#### Dataset entries
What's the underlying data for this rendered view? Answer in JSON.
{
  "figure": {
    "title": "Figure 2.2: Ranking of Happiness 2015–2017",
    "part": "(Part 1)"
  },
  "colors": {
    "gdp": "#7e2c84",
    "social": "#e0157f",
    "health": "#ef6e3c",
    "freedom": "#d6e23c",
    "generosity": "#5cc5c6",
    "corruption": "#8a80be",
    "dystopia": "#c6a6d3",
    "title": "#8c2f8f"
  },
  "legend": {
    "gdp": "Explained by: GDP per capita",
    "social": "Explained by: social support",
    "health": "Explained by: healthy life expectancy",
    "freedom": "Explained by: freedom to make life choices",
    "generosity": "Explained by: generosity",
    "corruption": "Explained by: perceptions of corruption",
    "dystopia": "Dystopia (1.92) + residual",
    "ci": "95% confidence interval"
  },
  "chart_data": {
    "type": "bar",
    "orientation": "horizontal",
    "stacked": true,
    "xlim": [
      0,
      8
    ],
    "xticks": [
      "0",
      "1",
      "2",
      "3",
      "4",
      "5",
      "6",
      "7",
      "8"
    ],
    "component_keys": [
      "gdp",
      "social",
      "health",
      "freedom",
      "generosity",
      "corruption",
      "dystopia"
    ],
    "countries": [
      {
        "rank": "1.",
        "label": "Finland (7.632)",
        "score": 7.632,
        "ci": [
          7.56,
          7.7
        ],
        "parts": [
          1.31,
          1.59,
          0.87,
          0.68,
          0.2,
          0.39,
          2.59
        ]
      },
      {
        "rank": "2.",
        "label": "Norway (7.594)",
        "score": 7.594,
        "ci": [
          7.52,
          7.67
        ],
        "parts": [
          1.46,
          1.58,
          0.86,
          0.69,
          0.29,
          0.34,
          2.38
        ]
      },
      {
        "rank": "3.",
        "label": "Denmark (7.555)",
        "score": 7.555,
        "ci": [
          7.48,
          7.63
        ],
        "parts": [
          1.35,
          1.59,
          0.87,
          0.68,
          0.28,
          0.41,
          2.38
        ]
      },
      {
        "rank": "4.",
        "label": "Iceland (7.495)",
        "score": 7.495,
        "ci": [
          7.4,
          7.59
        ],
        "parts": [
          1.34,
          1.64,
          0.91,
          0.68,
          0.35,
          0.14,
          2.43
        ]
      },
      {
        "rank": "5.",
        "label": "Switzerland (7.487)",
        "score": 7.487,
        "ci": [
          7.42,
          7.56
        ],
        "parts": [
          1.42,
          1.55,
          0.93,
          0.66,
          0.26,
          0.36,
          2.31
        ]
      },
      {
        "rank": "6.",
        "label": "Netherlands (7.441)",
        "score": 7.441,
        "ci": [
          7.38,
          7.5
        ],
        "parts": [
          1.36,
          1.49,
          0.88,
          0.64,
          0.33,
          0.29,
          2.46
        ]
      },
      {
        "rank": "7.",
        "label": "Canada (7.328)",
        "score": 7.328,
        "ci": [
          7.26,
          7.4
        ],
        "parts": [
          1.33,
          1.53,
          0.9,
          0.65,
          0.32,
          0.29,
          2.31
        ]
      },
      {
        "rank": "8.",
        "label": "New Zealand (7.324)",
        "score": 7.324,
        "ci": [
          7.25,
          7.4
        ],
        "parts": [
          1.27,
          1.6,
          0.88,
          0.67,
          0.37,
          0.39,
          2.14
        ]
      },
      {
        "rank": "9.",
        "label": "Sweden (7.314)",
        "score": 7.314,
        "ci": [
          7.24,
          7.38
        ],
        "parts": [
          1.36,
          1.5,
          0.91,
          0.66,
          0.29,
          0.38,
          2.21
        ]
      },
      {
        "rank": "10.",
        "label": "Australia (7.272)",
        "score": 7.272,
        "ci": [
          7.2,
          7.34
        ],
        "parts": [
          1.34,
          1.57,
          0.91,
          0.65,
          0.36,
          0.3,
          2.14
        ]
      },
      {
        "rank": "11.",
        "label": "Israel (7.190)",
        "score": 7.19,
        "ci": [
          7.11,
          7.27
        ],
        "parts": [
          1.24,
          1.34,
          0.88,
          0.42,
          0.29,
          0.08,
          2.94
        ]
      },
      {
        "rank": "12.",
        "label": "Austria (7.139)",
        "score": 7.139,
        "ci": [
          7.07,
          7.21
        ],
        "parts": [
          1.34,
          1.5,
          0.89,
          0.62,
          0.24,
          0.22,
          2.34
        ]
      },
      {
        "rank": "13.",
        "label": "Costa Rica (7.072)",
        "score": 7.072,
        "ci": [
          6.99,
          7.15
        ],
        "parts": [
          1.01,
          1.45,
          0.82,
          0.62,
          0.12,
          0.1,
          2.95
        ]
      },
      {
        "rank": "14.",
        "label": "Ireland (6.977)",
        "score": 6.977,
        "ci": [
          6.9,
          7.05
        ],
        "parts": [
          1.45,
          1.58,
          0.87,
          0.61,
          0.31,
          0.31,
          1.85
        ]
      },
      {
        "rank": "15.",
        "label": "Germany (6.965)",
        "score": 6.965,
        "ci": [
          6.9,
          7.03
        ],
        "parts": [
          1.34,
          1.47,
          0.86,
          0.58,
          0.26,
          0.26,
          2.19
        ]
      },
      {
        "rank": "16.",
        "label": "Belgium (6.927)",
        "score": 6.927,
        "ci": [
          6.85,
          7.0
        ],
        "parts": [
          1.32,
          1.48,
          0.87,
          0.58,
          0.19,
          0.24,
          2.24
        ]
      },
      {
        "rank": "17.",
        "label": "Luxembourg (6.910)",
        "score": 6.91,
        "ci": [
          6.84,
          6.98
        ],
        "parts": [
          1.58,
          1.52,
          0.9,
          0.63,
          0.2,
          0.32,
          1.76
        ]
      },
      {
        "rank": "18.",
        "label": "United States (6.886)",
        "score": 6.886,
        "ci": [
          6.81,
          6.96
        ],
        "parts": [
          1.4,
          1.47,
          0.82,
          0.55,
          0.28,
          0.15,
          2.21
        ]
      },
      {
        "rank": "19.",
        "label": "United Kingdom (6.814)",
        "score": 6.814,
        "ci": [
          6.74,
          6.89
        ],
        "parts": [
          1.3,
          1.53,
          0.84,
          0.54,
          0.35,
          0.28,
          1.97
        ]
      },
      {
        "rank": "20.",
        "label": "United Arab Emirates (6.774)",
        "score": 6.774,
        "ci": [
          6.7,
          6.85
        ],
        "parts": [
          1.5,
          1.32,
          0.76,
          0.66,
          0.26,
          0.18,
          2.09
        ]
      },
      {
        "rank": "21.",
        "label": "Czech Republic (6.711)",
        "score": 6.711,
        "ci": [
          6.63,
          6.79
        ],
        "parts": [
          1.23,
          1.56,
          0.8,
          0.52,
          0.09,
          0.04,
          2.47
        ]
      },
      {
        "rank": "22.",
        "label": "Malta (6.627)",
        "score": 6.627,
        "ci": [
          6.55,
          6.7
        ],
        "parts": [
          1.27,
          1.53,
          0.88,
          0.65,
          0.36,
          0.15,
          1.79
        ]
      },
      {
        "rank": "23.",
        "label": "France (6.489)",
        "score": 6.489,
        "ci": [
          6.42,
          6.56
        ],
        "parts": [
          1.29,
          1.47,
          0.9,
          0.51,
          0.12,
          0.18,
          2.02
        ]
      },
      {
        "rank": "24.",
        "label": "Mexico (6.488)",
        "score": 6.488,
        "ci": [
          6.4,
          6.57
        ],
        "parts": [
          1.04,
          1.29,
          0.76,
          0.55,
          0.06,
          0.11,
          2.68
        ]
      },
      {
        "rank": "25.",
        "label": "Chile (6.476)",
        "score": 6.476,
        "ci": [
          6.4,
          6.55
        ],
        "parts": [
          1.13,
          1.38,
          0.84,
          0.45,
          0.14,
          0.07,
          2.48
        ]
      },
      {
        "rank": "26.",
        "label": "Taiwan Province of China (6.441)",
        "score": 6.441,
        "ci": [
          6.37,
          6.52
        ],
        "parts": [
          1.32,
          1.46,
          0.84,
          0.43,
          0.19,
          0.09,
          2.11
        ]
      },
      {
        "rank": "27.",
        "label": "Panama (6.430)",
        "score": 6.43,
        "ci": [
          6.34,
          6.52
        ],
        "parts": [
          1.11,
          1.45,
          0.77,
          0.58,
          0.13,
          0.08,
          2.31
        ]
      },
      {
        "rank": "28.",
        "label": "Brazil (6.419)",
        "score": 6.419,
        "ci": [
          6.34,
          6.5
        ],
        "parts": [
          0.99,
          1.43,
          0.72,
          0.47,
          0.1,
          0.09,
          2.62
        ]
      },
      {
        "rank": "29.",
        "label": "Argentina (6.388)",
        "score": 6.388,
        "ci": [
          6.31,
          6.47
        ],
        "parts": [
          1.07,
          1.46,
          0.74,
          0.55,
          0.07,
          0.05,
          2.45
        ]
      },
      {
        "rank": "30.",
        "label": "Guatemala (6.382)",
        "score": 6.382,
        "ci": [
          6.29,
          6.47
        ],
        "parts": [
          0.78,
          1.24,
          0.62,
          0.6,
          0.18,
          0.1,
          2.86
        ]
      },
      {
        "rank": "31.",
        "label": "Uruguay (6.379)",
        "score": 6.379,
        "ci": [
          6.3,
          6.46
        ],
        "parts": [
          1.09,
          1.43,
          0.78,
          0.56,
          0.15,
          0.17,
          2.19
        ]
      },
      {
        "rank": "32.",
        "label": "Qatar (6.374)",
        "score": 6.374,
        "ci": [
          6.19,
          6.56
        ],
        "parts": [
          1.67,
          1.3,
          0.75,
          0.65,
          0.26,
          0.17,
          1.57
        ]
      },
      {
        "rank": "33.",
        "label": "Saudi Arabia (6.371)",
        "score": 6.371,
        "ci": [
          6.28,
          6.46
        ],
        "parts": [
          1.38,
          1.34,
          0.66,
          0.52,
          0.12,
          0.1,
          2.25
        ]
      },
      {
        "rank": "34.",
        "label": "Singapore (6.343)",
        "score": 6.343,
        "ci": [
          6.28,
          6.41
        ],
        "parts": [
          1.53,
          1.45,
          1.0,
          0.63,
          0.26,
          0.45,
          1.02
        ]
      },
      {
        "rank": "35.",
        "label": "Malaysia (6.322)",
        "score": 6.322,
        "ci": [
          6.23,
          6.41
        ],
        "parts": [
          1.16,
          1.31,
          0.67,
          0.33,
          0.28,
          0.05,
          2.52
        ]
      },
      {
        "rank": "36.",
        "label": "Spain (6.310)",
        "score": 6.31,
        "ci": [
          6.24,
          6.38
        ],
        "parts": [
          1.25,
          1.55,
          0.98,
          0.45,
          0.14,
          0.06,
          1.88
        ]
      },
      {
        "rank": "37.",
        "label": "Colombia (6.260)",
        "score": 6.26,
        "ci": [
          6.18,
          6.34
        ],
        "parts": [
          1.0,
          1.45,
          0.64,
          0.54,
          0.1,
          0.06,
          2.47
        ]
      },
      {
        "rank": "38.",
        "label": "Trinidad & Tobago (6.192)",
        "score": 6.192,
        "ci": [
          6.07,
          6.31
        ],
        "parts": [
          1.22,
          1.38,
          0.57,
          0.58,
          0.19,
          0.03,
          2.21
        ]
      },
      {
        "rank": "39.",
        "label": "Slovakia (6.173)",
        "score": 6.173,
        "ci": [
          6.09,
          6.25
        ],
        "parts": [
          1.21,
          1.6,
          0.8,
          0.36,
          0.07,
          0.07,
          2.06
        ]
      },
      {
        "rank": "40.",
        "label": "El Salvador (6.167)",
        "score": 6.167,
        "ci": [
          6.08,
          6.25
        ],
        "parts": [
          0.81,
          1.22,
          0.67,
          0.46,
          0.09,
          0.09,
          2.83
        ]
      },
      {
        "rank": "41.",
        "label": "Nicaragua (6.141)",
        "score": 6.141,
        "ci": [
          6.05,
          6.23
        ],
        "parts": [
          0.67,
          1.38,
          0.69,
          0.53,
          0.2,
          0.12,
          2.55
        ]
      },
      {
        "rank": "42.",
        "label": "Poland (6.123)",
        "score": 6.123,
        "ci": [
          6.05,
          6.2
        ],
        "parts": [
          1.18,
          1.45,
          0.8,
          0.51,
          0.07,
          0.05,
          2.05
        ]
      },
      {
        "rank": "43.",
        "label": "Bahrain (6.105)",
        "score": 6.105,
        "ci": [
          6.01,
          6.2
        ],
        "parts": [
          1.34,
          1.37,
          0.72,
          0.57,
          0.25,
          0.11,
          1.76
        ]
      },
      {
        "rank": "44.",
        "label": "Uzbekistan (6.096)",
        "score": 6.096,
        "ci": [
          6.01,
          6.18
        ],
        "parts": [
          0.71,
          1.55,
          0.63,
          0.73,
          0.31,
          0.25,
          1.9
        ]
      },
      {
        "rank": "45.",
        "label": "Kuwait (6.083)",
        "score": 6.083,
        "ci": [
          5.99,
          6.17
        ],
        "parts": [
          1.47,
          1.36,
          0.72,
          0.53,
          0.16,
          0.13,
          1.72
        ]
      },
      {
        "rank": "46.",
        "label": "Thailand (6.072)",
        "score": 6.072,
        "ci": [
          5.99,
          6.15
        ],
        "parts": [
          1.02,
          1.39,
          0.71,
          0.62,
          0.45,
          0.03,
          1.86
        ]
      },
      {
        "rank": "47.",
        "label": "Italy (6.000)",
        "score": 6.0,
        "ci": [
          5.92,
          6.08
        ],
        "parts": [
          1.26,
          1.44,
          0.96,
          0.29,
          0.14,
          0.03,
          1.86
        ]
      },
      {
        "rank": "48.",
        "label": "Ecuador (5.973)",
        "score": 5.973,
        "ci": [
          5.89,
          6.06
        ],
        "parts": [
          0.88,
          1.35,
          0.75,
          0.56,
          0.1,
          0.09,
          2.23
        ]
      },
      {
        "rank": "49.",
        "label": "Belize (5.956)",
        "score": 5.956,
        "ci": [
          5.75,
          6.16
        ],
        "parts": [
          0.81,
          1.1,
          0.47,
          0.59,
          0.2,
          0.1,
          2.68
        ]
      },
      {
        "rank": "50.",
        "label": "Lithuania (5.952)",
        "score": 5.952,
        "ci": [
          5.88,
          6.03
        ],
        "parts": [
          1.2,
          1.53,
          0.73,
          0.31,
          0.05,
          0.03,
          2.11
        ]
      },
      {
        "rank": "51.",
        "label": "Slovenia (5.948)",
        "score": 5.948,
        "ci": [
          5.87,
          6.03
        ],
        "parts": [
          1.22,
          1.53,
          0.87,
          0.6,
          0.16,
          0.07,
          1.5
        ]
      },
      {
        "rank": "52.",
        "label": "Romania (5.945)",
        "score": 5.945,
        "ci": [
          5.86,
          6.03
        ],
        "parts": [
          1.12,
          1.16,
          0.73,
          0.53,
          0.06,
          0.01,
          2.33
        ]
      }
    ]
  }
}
########
Requirements » From the data, pick out every line that includes "Explained".

Solved exercise »
    "gdp": "Explained by: GDP per capita",
    "social": "Explained by: social support",
    "health": "Explained by: healthy life expectancy",
    "freedom": "Explained by: freedom to make life choices",
    "generosity": "Explained by: generosity",
    "corruption": "Explained by: perceptions of corruption",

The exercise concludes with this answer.